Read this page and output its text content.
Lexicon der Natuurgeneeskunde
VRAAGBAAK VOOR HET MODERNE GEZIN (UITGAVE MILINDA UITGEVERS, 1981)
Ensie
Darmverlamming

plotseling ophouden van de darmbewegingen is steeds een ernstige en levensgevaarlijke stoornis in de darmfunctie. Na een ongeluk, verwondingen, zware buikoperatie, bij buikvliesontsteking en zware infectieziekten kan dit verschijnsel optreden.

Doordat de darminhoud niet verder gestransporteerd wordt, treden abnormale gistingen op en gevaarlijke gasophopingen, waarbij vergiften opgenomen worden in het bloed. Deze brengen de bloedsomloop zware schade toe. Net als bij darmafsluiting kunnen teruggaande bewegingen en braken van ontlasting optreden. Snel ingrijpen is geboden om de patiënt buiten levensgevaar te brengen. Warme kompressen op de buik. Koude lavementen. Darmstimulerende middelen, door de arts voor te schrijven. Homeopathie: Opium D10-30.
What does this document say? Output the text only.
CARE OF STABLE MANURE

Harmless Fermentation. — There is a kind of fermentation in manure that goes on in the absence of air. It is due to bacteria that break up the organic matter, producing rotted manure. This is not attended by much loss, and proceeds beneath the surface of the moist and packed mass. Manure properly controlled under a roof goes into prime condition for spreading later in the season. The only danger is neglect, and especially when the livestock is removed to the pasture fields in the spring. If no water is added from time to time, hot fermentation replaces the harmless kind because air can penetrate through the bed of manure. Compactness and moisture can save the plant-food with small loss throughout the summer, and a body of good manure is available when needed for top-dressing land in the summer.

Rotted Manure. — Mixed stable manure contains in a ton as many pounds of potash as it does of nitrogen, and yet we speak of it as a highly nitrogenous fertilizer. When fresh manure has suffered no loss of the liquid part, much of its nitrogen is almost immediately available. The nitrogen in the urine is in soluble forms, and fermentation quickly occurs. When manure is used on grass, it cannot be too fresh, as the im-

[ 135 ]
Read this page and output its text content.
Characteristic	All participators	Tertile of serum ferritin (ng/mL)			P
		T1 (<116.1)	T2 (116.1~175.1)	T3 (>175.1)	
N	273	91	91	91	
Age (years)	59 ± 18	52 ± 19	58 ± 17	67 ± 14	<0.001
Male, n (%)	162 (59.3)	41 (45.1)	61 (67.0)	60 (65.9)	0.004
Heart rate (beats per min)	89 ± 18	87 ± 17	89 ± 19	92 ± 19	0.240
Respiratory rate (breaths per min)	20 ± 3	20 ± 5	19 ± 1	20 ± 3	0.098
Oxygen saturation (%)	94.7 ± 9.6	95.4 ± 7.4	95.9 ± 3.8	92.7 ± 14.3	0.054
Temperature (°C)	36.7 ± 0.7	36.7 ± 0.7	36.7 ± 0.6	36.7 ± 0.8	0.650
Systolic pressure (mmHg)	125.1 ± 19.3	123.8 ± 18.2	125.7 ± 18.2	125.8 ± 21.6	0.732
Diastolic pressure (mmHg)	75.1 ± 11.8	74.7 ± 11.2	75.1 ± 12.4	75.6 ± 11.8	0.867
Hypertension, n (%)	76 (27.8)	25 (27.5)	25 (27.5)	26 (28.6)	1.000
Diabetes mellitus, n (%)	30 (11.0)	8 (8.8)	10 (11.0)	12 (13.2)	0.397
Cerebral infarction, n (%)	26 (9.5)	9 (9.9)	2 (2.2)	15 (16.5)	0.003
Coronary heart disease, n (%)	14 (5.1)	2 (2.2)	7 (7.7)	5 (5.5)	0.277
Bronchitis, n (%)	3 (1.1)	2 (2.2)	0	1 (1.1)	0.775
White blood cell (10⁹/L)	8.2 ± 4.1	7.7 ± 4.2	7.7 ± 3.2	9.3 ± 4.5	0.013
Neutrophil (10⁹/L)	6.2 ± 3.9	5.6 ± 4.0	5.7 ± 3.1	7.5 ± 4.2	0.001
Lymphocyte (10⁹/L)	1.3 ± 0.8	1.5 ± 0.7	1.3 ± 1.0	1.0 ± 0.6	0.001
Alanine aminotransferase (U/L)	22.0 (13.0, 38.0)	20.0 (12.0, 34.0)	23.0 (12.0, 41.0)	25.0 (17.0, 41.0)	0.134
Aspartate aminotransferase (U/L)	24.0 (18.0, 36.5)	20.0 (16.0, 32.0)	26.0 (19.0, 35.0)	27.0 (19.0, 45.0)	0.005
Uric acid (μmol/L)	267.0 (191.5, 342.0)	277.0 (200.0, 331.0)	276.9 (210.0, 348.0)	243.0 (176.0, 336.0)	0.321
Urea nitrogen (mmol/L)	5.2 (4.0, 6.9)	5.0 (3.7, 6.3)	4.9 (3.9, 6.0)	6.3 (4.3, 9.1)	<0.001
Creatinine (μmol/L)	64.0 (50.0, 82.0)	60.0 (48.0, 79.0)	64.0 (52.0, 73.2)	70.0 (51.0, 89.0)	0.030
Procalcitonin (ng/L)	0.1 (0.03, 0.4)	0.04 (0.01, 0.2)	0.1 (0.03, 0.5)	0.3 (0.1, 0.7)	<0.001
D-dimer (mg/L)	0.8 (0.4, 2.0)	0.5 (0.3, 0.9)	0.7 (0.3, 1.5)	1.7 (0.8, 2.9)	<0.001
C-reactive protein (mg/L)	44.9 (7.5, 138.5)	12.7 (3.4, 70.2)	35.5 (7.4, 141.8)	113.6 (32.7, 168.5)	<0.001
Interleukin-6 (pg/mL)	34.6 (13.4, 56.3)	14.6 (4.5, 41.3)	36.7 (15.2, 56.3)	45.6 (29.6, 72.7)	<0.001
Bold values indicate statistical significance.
——————
* What is required
All of the records above should be given again exactly as written.

* Solution to this problem
Read this page and output its text content.
Lexicon der Natuurgeneeskunde
VRAAGBAAK VOOR HET MODERNE GEZIN (UITGAVE MILINDA UITGEVERS, 1981)
Ensie
Darmverlamming

plotseling ophouden van de darmbewegingen is steeds een ernstige en levensgevaarlijke stoornis in de darmfunctie. Na een ongeluk, verwondingen, zware buikoperatie, bij buikvliesontsteking en zware infectieziekten kan dit verschijnsel optreden.

Doordat de darminhoud niet verder gestransporteerd wordt, treden abnormale gistingen op en gevaarlijke gasophopingen, waarbij vergiften opgenomen worden in het bloed. Deze brengen de bloedsomloop zware schade toe. Net als bij darmafsluiting kunnen teruggaande bewegingen en braken van ontlasting optreden. Snel ingrijpen is geboden om de patiënt buiten levensgevaar te brengen. Warme kompressen op de buik. Koude lavementen. Darmstimulerende middelen, door de arts voor te schrijven. Homeopathie: Opium D10-30.
What does this document say? Output the text only.
CARE OF STABLE MANURE

Harmless Fermentation. — There is a kind of fermentation in manure that goes on in the absence of air. It is due to bacteria that break up the organic matter, producing rotted manure. This is not attended by much loss, and proceeds beneath the surface of the moist and packed mass. Manure properly controlled under a roof goes into prime condition for spreading later in the season. The only danger is neglect, and especially when the livestock is removed to the pasture fields in the spring. If no water is added from time to time, hot fermentation replaces the harmless kind because air can penetrate through the bed of manure. Compactness and moisture can save the plant-food with small loss throughout the summer, and a body of good manure is available when needed for top-dressing land in the summer.

Rotted Manure. — Mixed stable manure contains in a ton as many pounds of potash as it does of nitrogen, and yet we speak of it as a highly nitrogenous fertilizer. When fresh manure has suffered no loss of the liquid part, much of its nitrogen is almost immediately available. The nitrogen in the urine is in soluble forms, and fermentation quickly occurs. When manure is used on grass, it cannot be too fresh, as the im-

[ 135 ]
Read this page and output its text content.
Characteristic	All participators	Tertile of serum ferritin (ng/mL)			P
		T1 (<116.1)	T2 (116.1~175.1)	T3 (>175.1)	
N	273	91	91	91	
Age (years)	59 ± 18	52 ± 19	58 ± 17	67 ± 14	<0.001
Male, n (%)	162 (59.3)	41 (45.1)	61 (67.0)	60 (65.9)	0.004
Heart rate (beats per min)	89 ± 18	87 ± 17	89 ± 19	92 ± 19	0.240
Respiratory rate (breaths per min)	20 ± 3	20 ± 5	19 ± 1	20 ± 3	0.098
Oxygen saturation (%)	94.7 ± 9.6	95.4 ± 7.4	95.9 ± 3.8	92.7 ± 14.3	0.054
Temperature (°C)	36.7 ± 0.7	36.7 ± 0.7	36.7 ± 0.6	36.7 ± 0.8	0.650
Systolic pressure (mmHg)	125.1 ± 19.3	123.8 ± 18.2	125.7 ± 18.2	125.8 ± 21.6	0.732
Diastolic pressure (mmHg)	75.1 ± 11.8	74.7 ± 11.2	75.1 ± 12.4	75.6 ± 11.8	0.867
Hypertension, n (%)	76 (27.8)	25 (27.5)	25 (27.5)	26 (28.6)	1.000
Diabetes mellitus, n (%)	30 (11.0)	8 (8.8)	10 (11.0)	12 (13.2)	0.397
Cerebral infarction, n (%)	26 (9.5)	9 (9.9)	2 (2.2)	15 (16.5)	0.003
Coronary heart disease, n (%)	14 (5.1)	2 (2.2)	7 (7.7)	5 (5.5)	0.277
Bronchitis, n (%)	3 (1.1)	2 (2.2)	0	1 (1.1)	0.775
White blood cell (10⁹/L)	8.2 ± 4.1	7.7 ± 4.2	7.7 ± 3.2	9.3 ± 4.5	0.013
Neutrophil (10⁹/L)	6.2 ± 3.9	5.6 ± 4.0	5.7 ± 3.1	7.5 ± 4.2	0.001
Lymphocyte (10⁹/L)	1.3 ± 0.8	1.5 ± 0.7	1.3 ± 1.0	1.0 ± 0.6	0.001
Alanine aminotransferase (U/L)	22.0 (13.0, 38.0)	20.0 (12.0, 34.0)	23.0 (12.0, 41.0)	25.0 (17.0, 41.0)	0.134
Aspartate aminotransferase (U/L)	24.0 (18.0, 36.5)	20.0 (16.0, 32.0)	26.0 (19.0, 35.0)	27.0 (19.0, 45.0)	0.005
Uric acid (μmol/L)	267.0 (191.5, 342.0)	277.0 (200.0, 331.0)	276.9 (210.0, 348.0)	243.0 (176.0, 336.0)	0.321
Urea nitrogen (mmol/L)	5.2 (4.0, 6.9)	5.0 (3.7, 6.3)	4.9 (3.9, 6.0)	6.3 (4.3, 9.1)	<0.001
Creatinine (μmol/L)	64.0 (50.0, 82.0)	60.0 (48.0, 79.0)	64.0 (52.0, 73.2)	70.0 (51.0, 89.0)	0.030
Procalcitonin (ng/L)	0.1 (0.03, 0.4)	0.04 (0.01, 0.2)	0.1 (0.03, 0.5)	0.3 (0.1, 0.7)	<0.001
D-dimer (mg/L)	0.8 (0.4, 2.0)	0.5 (0.3, 0.9)	0.7 (0.3, 1.5)	1.7 (0.8, 2.9)	<0.001
C-reactive protein (mg/L)	44.9 (7.5, 138.5)	12.7 (3.4, 70.2)	35.5 (7.4, 141.8)	113.6 (32.7, 168.5)	<0.001
Interleukin-6 (pg/mL)	34.6 (13.4, 56.3)	14.6 (4.5, 41.3)	36.7 (15.2, 56.3)	45.6 (29.6, 72.7)	<0.001
Bold values indicate statistical significance.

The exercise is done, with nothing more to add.